Aim of the exercise :: Return every line below in which "tools" appears.

═══ Input data

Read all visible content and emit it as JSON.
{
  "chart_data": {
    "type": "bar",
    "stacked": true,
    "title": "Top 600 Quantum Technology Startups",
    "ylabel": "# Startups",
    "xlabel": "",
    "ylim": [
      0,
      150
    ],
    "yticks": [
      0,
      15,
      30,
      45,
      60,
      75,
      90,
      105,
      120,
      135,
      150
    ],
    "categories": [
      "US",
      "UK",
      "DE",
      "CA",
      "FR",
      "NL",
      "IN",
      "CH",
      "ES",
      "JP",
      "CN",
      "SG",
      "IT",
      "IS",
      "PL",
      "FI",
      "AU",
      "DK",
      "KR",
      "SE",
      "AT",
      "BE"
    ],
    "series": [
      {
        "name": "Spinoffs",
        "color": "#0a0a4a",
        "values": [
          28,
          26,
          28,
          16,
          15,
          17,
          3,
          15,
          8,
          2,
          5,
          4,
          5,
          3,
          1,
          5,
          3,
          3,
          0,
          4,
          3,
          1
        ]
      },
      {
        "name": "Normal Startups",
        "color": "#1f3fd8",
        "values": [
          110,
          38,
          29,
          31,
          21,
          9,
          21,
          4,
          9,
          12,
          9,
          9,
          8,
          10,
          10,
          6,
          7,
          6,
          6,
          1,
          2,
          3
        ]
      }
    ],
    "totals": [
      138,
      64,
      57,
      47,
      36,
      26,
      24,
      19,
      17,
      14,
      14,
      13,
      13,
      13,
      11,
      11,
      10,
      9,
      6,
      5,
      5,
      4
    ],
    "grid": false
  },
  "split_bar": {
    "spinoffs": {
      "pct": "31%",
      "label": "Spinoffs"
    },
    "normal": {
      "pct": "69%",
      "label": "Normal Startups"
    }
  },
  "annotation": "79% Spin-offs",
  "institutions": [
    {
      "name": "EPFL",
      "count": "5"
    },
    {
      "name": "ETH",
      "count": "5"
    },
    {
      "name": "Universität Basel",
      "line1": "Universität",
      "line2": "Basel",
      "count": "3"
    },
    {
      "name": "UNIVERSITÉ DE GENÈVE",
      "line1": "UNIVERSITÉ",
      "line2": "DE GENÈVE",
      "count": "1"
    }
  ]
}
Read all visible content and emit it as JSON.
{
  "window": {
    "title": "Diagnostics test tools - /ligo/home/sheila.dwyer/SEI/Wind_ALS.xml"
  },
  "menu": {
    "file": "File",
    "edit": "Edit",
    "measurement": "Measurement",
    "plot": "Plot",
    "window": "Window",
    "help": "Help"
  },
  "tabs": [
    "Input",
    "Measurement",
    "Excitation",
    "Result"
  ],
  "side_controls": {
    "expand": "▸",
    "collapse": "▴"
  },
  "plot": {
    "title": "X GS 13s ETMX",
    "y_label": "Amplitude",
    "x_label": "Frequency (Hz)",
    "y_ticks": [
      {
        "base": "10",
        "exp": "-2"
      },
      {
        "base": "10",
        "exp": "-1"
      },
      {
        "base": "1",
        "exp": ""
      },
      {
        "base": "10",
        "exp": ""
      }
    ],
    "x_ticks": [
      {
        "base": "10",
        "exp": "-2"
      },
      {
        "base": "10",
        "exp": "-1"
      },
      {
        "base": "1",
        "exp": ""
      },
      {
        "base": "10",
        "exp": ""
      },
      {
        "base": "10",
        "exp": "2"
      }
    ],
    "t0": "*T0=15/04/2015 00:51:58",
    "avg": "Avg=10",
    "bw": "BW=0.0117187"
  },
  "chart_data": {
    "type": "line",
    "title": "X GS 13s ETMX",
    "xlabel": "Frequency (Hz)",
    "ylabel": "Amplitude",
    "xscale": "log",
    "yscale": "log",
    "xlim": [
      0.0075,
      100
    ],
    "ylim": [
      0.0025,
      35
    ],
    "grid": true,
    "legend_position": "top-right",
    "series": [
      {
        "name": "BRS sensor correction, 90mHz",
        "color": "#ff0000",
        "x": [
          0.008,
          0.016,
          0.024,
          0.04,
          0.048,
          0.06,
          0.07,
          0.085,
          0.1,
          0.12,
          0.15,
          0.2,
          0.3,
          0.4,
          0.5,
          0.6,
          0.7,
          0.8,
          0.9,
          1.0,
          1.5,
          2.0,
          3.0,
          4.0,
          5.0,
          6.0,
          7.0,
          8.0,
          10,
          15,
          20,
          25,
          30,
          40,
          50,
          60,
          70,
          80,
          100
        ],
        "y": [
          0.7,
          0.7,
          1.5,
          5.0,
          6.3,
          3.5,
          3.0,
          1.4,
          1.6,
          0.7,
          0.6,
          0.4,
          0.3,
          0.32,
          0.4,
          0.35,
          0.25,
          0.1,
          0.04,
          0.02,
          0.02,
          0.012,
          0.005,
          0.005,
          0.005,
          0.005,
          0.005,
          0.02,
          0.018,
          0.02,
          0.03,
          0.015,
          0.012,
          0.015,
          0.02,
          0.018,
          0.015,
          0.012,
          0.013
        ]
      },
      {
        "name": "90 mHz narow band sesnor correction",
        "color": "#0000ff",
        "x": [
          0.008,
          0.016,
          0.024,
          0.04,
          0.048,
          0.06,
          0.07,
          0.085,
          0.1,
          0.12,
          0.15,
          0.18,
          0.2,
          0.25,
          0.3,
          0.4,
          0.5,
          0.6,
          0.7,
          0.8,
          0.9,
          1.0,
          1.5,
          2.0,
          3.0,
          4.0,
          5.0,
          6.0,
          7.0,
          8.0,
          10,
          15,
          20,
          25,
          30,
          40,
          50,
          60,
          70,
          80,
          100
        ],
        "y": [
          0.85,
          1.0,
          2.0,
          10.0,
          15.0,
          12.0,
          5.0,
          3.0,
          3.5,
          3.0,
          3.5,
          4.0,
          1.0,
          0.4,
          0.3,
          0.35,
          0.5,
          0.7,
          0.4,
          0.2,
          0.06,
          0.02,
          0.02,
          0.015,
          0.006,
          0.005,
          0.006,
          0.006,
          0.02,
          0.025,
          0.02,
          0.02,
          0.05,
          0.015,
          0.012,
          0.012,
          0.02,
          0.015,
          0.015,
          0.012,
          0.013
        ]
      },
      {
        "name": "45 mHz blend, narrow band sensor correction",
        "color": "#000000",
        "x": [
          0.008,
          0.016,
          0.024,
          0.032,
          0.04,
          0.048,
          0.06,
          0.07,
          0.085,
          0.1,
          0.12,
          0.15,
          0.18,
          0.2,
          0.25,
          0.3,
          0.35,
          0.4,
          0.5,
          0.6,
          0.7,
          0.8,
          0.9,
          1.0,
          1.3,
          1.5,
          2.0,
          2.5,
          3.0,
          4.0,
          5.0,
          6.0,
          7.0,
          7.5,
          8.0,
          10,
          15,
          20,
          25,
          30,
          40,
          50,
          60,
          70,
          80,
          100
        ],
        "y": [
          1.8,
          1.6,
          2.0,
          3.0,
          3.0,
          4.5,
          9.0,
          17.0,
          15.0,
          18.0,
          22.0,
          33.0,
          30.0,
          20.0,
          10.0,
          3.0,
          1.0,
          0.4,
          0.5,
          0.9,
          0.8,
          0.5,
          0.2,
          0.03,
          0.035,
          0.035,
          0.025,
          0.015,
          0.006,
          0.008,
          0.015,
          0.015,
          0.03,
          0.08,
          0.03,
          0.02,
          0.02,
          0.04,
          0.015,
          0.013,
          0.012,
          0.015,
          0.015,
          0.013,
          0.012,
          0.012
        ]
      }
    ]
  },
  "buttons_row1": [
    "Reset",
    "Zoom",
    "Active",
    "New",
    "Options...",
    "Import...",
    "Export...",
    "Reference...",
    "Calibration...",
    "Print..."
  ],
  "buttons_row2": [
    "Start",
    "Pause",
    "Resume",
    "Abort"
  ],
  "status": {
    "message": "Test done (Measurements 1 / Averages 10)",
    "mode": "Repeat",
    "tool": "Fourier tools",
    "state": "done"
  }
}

══════

Final answer ::
    "title": "Diagnostics test tools - /ligo/home/sheila.dwyer/SEI/Wind_ALS.xml"
    "tool": "Fourier tools",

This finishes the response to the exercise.